■ Extrait fourni

• • • • •

La procédure a fait l'objet d'une orientation à la mise en état.

'

La société Encherimmo [Localité 4] et M. [G] [U] ont remis au greffe leur constitution d'intimés par voie électronique le 21 septembre 2022.

'

Par ordonnance du 27 février 2023, le conseiller de la mise en état a':

'

- 'rejeté les demandes de la société Encherimmo [Localité 4] et de M. [G] [U] tendant':

* au rejet des dernières écritures d'incident de mise en état de la société Le Corsaire en date du 13 janvier 2023,

* à l'irrecevabilité de la demande de communication de pièces.

• • • • •

■ Travail demandé
a) Selon l'extrait fourni, à quelle date la constitution d'intimés a-t-elle été remise au greffe par voie électronique ?
b) Résumez l'extrait fourni en deux phrases.

■ Bloc de données
• • • • •

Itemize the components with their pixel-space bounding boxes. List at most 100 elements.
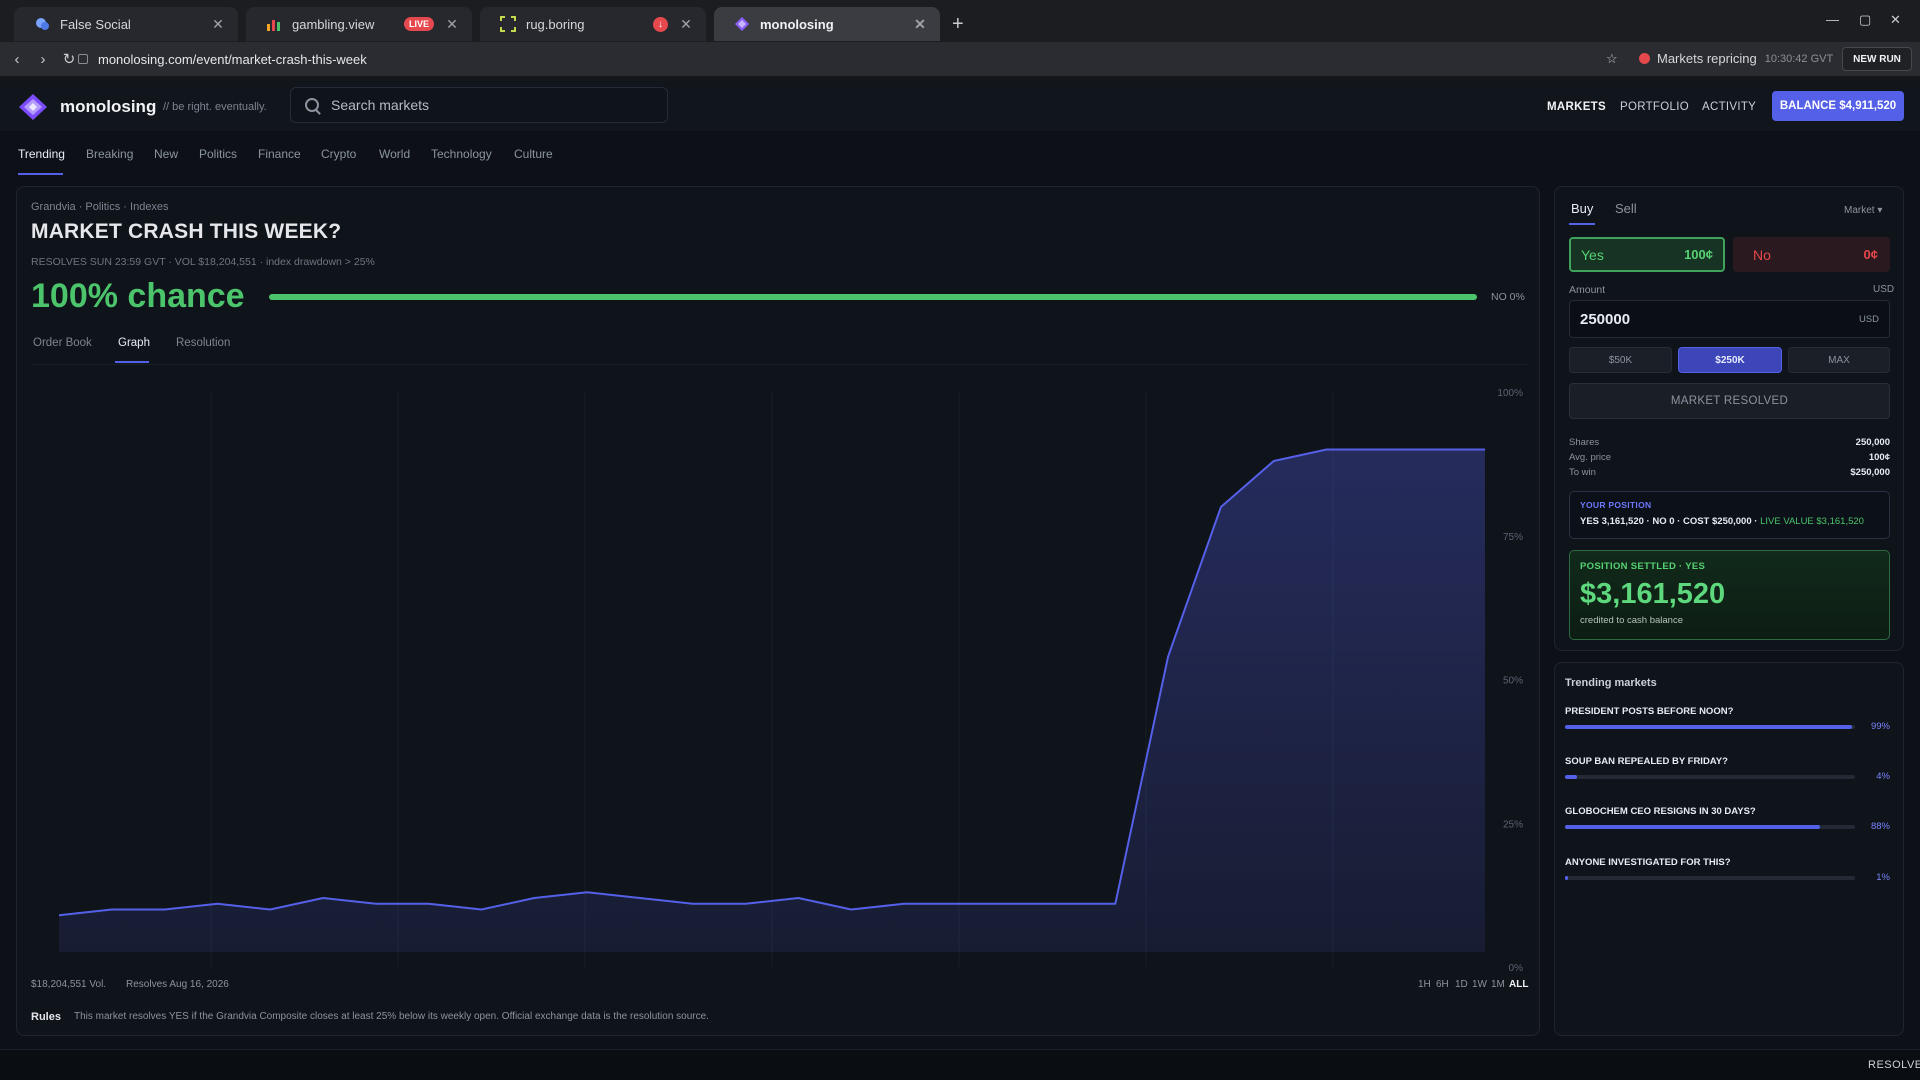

• • • • •

■ Réponses par tâche
a) Le 21 septembre 2022.

b) La procédure a fait l'objet d'une orientation à la mise en état, et la société Encherimmo [Localité 4] ainsi que M. [G] [U] ont remis au greffe leur constitution d'intimés par voie électronique le 21 septembre 2022. Par ordonnance du 27 février 2023, le conseiller de la mise en état a rejeté leurs demandes tendant au rejet des dernières écritures d'incident de mise en état de la société Le Corsaire du 13 janvier 2023 et à l'irrecevabilité de la demande de communication de pièces.